Artículo:

Puaf, al fin medio metro de pinácea en donde sentarme e improvisar un vivac. Desde hace más de una hora la afilada roca calcárea no deja un miserable espacio en donde parar. Me había alejado del itinerario con la intención de sentarme frente al crepúsculo, de nuevo hermoso y rosado, pero tuve que retroceder. Casi se me hizo de noche. Desde mi última parada, allá cuando la siesta, he caminado un buen trozo, bosques de pinos, bellos escarpados y una pendiente un tanto agresiva en donde me perdí; por demás encontré una casa en donde pude surtirme de agua; así que todo perfecto. Ahora en el cielo de poniente, sobre un mar hundido en la oscuridad, queda el resplandor de las últimas brasas del día. Estoy jodidamente cansado, pero contento, la eminencia en donde dormiré es una buena atalaya sobre los alrededores.

Datos de entrada:
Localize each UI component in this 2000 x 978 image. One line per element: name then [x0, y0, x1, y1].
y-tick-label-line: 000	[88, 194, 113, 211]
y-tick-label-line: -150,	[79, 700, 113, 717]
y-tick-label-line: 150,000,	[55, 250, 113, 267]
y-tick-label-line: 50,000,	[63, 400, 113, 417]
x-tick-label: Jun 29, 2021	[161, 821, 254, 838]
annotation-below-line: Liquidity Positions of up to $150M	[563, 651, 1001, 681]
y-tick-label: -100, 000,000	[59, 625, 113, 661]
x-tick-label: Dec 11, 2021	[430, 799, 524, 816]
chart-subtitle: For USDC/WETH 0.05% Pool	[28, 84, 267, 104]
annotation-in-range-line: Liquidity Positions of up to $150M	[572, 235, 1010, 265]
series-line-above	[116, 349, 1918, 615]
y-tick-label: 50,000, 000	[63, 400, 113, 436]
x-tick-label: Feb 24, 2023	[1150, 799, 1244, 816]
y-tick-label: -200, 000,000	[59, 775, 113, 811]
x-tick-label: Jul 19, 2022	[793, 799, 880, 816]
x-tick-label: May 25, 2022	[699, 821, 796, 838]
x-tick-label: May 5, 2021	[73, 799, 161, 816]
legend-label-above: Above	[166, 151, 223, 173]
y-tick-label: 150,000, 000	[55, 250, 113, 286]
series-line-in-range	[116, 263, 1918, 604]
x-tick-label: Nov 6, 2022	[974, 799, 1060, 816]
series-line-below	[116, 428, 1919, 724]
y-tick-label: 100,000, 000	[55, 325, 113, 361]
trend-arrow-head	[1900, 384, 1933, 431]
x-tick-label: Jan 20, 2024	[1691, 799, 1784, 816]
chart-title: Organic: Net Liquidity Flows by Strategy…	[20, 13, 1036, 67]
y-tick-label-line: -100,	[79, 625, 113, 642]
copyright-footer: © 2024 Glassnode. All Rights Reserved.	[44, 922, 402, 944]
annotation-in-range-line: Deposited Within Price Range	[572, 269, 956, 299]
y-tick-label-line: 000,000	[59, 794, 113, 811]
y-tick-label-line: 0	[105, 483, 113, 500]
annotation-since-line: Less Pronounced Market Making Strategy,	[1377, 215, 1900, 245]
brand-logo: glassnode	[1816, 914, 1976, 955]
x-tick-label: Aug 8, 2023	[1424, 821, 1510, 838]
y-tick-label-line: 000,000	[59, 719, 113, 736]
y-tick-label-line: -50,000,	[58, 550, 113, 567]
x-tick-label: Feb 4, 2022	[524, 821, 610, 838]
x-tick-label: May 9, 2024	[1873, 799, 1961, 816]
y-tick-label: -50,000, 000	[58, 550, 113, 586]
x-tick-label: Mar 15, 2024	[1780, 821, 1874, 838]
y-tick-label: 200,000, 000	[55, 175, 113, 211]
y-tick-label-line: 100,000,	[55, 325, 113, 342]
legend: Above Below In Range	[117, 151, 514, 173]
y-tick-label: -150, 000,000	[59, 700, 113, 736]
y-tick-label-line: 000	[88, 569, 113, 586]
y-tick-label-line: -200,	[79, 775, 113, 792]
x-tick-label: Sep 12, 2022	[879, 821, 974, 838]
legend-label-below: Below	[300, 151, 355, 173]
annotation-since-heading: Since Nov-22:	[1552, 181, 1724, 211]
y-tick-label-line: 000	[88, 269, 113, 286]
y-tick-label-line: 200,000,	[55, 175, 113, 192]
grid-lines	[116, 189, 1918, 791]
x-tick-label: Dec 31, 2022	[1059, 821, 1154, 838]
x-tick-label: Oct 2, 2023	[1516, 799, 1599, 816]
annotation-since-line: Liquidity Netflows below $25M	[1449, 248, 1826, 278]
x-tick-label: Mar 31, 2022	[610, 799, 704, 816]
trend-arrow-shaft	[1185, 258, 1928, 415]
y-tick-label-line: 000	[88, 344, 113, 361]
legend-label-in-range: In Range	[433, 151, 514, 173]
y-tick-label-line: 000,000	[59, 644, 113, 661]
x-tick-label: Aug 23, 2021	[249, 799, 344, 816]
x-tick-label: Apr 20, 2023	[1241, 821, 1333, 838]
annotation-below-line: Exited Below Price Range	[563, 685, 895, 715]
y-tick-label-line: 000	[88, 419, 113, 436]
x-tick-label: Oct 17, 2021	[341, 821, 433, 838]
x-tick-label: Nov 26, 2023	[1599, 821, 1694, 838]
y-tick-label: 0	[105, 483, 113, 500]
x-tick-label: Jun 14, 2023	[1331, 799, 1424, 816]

Por hacer:
[1] Copia literalmente el fragmento del artículo que empieza con las palabras "Puaf, al fin" y termina con "sobre los alrededores.".
[2] Reproduce sin cambios las filas que van desde la primera hasta la que contiene "719, 113, 736]", ambas incluidas, y ninguna otra.

Resultados:
[1]
Puaf, al fin medio metro de pinácea en donde sentarme e improvisar un vivac. Desde hace más de una hora la afilada roca calcárea no deja un miserable espacio en donde parar. Me había alejado del itinerario con la intención de sentarme frente al crepúsculo, de nuevo hermoso y rosado, pero tuve que retroceder. Casi se me hizo de noche. Desde mi última parada, allá cuando la siesta, he caminado un buen trozo, bosques de pinos, bellos escarpados y una pendiente un tanto agresiva en donde me perdí; por demás encontré una casa en donde pude surtirme de agua; así que todo perfecto. Ahora en el cielo de poniente, sobre un mar hundido en la oscuridad, queda el resplandor de las últimas brasas del día. Estoy jodidamente cansado, pero contento, la eminencia en donde dormiré es una buena atalaya sobre los alrededores.

[2]
Localize each UI component in this 2000 x 978 image. One line per element: name then [x0, y0, x1, y1].
y-tick-label-line: 000	[88, 194, 113, 211]
y-tick-label-line: -150,	[79, 700, 113, 717]
y-tick-label-line: 150,000,	[55, 250, 113, 267]
y-tick-label-line: 50,000,	[63, 400, 113, 417]
x-tick-label: Jun 29, 2021	[161, 821, 254, 838]
annotation-below-line: Liquidity Positions of up to $150M	[563, 651, 1001, 681]
y-tick-label: -100, 000,000	[59, 625, 113, 661]
x-tick-label: Dec 11, 2021	[430, 799, 524, 816]
chart-subtitle: For USDC/WETH 0.05% Pool	[28, 84, 267, 104]
annotation-in-range-line: Liquidity Positions of up to $150M	[572, 235, 1010, 265]
series-line-above	[116, 349, 1918, 615]
y-tick-label: 50,000, 000	[63, 400, 113, 436]
x-tick-label: Feb 24, 2023	[1150, 799, 1244, 816]
y-tick-label: -200, 000,000	[59, 775, 113, 811]
x-tick-label: Jul 19, 2022	[793, 799, 880, 816]
x-tick-label: May 25, 2022	[699, 821, 796, 838]
x-tick-label: May 5, 2021	[73, 799, 161, 816]
legend-label-above: Above	[166, 151, 223, 173]
y-tick-label: 150,000, 000	[55, 250, 113, 286]
series-line-in-range	[116, 263, 1918, 604]
x-tick-label: Nov 6, 2022	[974, 799, 1060, 816]
series-line-below	[116, 428, 1919, 724]
y-tick-label: 100,000, 000	[55, 325, 113, 361]
trend-arrow-head	[1900, 384, 1933, 431]
x-tick-label: Jan 20, 2024	[1691, 799, 1784, 816]
chart-title: Organic: Net Liquidity Flows by Strategy…	[20, 13, 1036, 67]
y-tick-label-line: -100,	[79, 625, 113, 642]
copyright-footer: © 2024 Glassnode. All Rights Reserved.	[44, 922, 402, 944]
annotation-in-range-line: Deposited Within Price Range	[572, 269, 956, 299]
y-tick-label-line: 000,000	[59, 794, 113, 811]
y-tick-label-line: 0	[105, 483, 113, 500]
annotation-since-line: Less Pronounced Market Making Strategy,	[1377, 215, 1900, 245]
brand-logo: glassnode	[1816, 914, 1976, 955]
x-tick-label: Aug 8, 2023	[1424, 821, 1510, 838]
y-tick-label-line: 000,000	[59, 719, 113, 736]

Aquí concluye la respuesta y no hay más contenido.